┌─ INPUT

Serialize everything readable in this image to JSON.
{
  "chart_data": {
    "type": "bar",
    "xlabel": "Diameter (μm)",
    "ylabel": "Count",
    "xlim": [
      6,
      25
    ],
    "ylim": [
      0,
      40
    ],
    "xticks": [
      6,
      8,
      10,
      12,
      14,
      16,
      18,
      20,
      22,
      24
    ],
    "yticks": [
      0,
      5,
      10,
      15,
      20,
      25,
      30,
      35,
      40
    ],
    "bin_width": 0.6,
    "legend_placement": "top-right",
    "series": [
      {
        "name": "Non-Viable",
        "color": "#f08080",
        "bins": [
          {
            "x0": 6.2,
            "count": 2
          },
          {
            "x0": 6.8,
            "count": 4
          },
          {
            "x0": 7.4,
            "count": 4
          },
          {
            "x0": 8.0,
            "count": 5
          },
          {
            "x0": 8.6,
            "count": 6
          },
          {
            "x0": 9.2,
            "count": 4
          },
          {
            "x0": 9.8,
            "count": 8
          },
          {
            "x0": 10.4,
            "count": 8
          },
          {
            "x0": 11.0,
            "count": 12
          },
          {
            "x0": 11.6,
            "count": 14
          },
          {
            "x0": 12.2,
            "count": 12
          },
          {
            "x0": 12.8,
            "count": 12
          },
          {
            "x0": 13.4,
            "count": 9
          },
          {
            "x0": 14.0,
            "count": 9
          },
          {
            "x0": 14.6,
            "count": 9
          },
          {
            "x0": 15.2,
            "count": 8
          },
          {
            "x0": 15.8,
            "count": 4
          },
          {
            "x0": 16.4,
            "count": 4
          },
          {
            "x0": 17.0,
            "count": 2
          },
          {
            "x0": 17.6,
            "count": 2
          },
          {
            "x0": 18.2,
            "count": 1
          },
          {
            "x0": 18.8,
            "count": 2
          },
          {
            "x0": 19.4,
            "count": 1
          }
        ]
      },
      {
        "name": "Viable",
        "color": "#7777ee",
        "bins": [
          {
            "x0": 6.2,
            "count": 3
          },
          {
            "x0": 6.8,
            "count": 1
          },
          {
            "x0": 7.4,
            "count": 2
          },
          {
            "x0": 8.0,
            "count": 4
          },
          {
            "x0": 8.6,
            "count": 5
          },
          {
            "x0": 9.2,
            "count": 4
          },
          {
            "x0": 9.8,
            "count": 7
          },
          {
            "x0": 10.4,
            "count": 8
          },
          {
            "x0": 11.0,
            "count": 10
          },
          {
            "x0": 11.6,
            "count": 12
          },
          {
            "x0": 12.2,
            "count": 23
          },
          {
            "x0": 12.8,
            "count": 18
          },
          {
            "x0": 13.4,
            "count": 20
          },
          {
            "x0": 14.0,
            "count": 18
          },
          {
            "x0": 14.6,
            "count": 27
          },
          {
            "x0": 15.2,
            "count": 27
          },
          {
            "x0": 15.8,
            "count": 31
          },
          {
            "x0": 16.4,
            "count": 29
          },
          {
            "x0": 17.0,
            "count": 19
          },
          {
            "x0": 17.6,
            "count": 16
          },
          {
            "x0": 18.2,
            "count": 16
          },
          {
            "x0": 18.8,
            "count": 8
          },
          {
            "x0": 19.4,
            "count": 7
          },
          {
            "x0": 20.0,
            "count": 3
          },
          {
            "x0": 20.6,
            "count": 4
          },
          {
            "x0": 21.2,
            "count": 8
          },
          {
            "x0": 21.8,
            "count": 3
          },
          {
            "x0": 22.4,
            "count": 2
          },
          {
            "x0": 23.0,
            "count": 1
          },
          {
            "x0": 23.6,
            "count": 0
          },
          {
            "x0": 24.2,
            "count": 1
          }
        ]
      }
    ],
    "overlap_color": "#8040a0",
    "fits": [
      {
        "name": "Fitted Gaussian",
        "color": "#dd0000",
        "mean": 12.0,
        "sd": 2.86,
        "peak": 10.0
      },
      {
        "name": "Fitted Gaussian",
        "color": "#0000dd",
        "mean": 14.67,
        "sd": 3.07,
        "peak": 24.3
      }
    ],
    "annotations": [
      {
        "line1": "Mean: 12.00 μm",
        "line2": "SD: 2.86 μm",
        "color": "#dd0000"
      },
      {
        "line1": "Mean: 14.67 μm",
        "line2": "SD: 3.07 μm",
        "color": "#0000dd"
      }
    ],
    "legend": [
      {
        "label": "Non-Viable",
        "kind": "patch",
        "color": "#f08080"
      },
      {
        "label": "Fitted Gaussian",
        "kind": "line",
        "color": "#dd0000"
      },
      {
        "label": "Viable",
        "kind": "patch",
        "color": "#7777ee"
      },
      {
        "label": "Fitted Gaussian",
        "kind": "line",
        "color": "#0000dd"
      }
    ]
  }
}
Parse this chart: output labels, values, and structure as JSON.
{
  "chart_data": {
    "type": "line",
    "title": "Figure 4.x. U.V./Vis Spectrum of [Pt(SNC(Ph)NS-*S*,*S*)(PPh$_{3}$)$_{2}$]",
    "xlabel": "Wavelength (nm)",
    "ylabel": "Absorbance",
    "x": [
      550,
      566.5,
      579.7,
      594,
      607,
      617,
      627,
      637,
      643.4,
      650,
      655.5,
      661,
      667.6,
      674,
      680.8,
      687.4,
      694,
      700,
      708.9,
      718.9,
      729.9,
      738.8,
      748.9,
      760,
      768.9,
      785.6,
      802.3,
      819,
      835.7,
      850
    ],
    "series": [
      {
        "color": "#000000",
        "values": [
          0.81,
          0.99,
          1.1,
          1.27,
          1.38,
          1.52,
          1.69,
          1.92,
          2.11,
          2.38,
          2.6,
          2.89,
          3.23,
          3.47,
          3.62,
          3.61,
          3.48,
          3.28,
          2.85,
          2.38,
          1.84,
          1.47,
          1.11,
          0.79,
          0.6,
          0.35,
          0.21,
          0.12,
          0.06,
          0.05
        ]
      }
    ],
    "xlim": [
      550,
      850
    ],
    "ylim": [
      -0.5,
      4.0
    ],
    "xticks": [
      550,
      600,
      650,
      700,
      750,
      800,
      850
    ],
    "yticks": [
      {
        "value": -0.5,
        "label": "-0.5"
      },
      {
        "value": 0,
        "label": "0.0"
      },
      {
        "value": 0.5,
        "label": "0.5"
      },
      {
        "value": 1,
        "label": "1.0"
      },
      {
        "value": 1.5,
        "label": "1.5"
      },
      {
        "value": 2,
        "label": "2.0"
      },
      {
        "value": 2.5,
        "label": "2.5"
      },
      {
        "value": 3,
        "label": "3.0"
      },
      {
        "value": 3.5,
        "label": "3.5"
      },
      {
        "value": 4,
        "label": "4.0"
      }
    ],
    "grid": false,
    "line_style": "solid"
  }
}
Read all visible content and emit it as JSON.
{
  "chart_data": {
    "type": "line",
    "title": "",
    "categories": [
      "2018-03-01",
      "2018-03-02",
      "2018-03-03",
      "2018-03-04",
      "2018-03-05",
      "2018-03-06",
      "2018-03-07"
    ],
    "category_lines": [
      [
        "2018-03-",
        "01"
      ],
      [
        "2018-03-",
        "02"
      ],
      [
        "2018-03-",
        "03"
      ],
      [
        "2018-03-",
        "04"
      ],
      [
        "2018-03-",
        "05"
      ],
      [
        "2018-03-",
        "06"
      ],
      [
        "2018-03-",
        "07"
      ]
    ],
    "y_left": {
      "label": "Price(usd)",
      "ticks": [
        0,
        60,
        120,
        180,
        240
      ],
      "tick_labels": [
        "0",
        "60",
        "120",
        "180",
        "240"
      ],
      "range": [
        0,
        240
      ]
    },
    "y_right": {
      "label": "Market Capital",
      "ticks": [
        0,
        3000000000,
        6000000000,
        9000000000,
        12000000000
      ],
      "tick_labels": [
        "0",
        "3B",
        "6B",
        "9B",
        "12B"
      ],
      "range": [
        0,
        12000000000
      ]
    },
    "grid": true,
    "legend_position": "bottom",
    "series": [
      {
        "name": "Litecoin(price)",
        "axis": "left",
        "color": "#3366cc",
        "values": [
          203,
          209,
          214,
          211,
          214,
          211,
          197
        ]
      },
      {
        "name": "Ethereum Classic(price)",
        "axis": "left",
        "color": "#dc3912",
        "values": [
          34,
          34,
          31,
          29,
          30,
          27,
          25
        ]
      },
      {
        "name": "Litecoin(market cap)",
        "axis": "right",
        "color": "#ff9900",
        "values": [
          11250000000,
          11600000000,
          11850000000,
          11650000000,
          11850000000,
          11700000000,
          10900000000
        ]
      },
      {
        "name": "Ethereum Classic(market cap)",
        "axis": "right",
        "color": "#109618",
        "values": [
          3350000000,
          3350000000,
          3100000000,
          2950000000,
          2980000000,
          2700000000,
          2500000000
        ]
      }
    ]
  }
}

└─

Copy out every line holding the string "this".

Serialize everything readable in this image to JSON.
Parse this chart: output labels, values, and structure as JSON.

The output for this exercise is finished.